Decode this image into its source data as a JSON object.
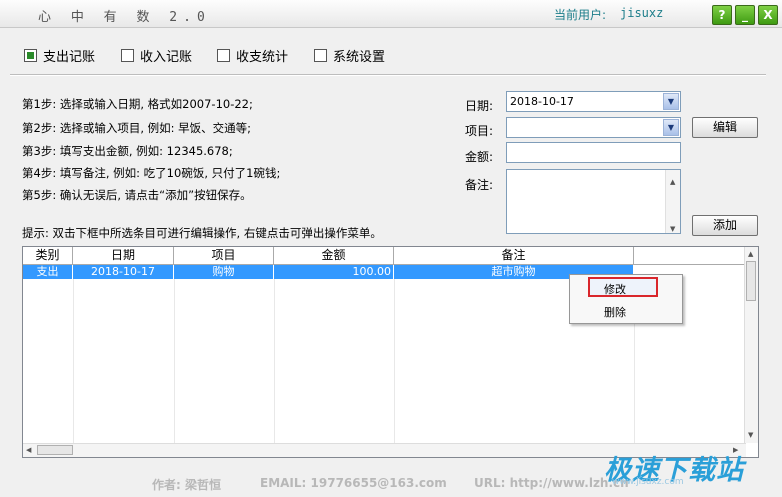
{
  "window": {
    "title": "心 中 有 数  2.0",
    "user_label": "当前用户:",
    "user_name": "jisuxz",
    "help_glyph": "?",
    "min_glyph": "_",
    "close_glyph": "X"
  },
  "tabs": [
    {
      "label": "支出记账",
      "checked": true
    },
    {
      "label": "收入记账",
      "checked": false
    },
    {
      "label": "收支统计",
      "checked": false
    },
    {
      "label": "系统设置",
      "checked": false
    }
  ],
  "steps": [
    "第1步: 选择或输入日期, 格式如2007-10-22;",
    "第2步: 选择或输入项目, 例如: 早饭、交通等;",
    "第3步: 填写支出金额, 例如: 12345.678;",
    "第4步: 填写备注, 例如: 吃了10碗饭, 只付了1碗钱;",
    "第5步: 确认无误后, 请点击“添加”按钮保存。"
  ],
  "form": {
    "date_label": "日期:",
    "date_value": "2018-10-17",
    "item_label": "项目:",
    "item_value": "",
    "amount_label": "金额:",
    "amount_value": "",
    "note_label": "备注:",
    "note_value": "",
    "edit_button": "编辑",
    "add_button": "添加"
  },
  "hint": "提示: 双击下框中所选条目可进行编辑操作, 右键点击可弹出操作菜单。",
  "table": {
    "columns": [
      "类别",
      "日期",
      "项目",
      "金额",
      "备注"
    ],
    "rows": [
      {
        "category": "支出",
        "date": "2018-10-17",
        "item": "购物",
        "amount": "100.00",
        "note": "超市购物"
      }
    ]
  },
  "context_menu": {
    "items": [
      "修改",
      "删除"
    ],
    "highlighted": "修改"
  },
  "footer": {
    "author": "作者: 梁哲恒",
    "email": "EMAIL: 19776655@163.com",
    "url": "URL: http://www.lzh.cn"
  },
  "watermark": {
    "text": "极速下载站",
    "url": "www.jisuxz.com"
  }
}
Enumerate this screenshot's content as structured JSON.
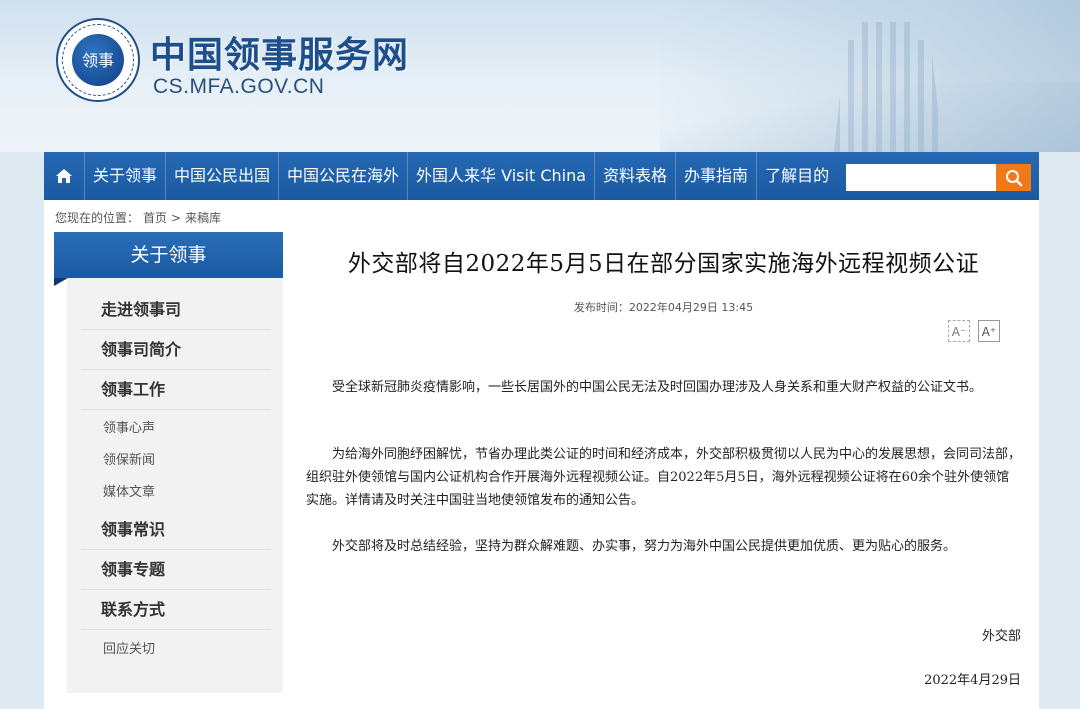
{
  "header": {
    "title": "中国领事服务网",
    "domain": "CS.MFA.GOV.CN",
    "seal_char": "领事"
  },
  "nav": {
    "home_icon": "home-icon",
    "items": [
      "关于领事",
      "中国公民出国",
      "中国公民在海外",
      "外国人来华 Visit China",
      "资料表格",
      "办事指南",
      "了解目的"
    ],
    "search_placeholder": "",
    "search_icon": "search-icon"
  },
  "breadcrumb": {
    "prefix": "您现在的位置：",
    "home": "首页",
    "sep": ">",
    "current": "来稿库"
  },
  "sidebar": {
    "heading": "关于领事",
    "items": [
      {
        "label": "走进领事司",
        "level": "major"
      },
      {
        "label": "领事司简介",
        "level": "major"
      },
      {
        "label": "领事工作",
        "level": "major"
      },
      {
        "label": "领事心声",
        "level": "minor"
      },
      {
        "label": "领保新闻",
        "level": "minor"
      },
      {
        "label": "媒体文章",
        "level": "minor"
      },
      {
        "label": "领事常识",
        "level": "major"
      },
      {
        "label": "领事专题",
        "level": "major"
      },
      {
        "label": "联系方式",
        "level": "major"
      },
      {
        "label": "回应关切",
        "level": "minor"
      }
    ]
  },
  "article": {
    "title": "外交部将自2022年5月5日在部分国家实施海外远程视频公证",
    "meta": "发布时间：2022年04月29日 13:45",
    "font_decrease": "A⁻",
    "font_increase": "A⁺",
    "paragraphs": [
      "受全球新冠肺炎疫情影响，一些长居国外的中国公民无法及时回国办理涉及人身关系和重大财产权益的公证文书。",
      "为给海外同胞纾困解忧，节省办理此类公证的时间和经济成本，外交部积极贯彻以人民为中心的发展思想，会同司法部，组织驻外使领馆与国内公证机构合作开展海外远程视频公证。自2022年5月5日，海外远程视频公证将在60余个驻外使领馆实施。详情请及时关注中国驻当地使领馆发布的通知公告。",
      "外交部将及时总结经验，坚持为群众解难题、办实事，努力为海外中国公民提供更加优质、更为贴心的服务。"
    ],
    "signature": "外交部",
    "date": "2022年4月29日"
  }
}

**Given problem**
Filter the records above for "JSON" and copy every matching line.

**Output below**
Decode this image into its source data as a JSON object.
Enumerate this screenshot's content as structured JSON.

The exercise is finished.